» **Job**
Rewrite the lines from the one containing "y-tick-label: 11.5 — [10, 492, 42, 512]" through the end of the entries, renaming "bar" to "column" and leaving everything else as it is.

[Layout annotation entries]
··········

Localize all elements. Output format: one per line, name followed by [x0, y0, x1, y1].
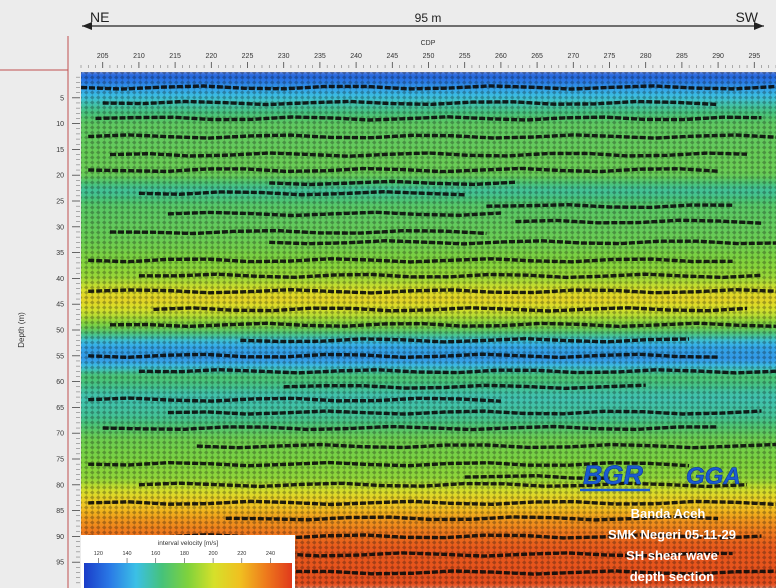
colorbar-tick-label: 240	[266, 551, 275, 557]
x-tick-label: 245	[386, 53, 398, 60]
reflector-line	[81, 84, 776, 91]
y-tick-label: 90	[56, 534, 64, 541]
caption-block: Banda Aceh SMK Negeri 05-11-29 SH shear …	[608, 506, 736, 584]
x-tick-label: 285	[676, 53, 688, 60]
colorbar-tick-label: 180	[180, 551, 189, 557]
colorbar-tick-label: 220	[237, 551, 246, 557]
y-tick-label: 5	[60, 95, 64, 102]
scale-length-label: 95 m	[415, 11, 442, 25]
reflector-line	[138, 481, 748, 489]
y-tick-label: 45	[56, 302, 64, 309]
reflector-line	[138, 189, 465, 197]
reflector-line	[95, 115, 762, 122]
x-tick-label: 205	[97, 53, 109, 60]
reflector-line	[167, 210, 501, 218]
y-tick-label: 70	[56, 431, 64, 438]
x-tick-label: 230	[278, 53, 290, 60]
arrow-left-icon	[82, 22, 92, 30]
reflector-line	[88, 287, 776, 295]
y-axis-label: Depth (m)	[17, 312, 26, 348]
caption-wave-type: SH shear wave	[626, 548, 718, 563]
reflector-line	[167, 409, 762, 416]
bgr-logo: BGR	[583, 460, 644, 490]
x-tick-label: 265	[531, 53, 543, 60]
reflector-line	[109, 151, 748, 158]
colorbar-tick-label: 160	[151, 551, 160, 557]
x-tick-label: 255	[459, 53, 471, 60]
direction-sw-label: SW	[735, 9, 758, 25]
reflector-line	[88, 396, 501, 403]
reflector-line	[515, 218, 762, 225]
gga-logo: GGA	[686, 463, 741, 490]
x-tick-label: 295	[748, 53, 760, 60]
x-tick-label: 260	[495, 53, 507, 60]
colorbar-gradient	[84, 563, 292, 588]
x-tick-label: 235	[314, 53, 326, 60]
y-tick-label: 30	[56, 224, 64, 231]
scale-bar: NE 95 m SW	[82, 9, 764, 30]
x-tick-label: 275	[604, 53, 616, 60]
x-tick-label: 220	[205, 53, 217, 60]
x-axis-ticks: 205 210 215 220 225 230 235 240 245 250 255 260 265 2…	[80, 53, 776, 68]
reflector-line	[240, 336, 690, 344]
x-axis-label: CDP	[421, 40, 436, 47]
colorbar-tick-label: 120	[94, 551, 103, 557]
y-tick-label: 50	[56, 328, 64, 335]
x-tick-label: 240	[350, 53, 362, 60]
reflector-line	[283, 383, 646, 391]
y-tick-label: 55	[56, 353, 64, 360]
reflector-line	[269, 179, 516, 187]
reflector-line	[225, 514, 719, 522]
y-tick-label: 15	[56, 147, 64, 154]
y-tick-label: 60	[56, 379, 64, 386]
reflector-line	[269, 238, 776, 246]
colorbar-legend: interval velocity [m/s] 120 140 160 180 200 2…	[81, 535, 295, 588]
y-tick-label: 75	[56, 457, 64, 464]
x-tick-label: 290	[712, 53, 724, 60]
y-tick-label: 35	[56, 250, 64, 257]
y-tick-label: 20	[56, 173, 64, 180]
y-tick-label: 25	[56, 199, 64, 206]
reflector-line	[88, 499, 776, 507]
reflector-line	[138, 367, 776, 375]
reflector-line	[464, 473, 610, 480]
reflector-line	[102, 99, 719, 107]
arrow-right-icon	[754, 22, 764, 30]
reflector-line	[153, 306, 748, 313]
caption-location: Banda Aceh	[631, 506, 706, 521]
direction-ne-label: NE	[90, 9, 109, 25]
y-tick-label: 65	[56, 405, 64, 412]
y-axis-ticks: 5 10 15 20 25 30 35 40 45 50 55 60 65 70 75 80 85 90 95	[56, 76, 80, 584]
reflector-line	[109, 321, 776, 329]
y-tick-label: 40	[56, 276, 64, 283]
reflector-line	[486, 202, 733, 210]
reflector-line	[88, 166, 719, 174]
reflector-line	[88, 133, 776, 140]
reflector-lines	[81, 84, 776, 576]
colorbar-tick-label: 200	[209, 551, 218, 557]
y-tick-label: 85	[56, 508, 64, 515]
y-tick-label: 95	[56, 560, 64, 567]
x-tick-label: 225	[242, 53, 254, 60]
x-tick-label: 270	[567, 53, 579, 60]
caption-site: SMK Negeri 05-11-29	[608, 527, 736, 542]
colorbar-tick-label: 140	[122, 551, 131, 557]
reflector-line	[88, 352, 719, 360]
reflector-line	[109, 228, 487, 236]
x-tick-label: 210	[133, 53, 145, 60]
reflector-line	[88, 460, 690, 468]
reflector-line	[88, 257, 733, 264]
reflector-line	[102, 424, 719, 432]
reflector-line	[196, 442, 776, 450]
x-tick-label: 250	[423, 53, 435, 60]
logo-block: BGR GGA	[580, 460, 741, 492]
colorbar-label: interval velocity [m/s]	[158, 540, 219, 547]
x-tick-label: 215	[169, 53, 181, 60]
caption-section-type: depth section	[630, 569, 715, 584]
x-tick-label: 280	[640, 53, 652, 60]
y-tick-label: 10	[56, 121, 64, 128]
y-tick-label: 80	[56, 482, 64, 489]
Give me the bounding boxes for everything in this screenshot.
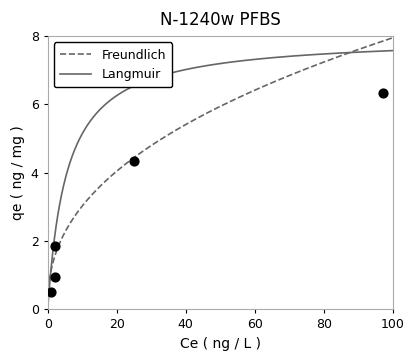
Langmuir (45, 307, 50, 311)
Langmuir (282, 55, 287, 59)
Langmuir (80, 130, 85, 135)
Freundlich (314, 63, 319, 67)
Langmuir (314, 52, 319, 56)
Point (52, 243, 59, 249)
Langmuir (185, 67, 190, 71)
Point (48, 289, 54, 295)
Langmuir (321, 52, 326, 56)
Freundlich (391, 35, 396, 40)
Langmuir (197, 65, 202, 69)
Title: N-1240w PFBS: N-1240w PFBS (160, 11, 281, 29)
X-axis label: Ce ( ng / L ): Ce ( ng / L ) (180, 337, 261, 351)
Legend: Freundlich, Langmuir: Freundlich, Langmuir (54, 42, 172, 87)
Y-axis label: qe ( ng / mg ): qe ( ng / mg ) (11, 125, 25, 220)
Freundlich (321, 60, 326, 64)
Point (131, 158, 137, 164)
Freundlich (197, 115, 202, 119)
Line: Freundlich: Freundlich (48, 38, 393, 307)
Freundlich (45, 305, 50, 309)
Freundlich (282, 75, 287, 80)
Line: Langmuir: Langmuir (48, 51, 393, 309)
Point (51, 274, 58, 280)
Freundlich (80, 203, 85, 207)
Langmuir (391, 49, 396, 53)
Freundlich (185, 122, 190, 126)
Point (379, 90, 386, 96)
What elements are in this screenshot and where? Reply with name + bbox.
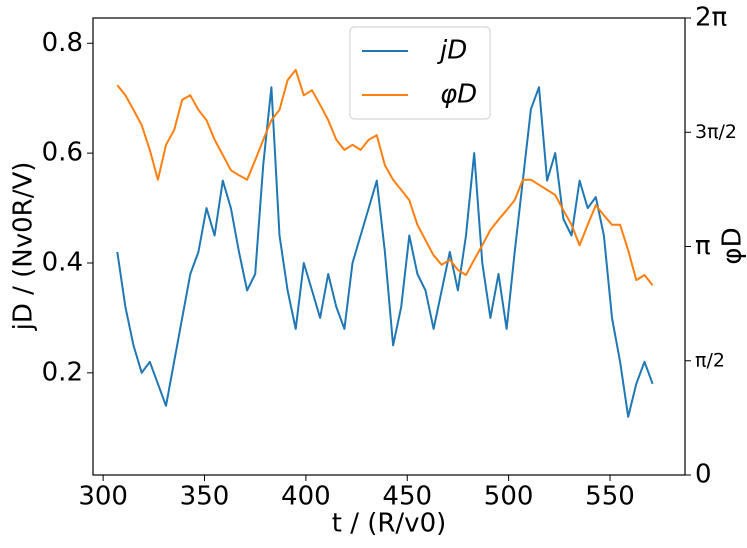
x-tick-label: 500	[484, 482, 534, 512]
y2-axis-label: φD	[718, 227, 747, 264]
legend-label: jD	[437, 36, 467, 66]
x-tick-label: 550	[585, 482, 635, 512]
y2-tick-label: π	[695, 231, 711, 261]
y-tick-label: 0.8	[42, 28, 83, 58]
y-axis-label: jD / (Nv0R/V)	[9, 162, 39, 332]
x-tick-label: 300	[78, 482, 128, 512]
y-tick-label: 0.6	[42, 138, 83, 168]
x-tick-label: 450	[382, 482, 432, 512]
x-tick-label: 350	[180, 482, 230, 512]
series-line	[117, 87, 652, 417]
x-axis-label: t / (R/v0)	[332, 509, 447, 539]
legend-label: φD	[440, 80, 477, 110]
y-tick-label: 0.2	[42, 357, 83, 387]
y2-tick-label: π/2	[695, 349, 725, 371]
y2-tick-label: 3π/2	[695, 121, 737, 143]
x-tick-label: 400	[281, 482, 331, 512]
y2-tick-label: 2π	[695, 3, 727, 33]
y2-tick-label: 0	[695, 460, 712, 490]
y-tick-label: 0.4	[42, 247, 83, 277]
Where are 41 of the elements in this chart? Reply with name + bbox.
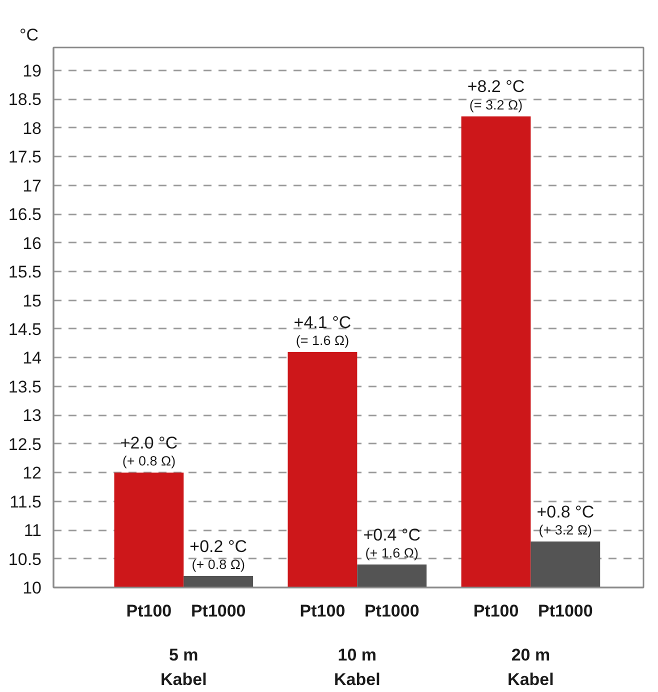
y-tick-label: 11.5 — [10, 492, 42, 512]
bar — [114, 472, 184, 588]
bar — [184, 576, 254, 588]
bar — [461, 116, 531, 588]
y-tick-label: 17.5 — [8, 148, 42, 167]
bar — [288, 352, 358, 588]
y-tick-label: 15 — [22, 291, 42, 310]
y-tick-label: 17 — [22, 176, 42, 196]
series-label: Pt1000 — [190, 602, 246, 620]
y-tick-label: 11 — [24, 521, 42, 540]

··········

» **Completed exercise**
y-tick-label: 11.5 — [10, 492, 42, 512]
column — [114, 472, 184, 588]
column — [184, 576, 254, 588]
column — [461, 116, 531, 588]
y-tick-label: 17.5 — [8, 148, 42, 167]
column — [288, 352, 358, 588]
y-tick-label: 15 — [22, 291, 42, 310]
y-tick-label: 17 — [22, 176, 42, 196]
series-label: Pt1000 — [190, 602, 246, 620]
y-tick-label: 11 — [24, 521, 42, 540]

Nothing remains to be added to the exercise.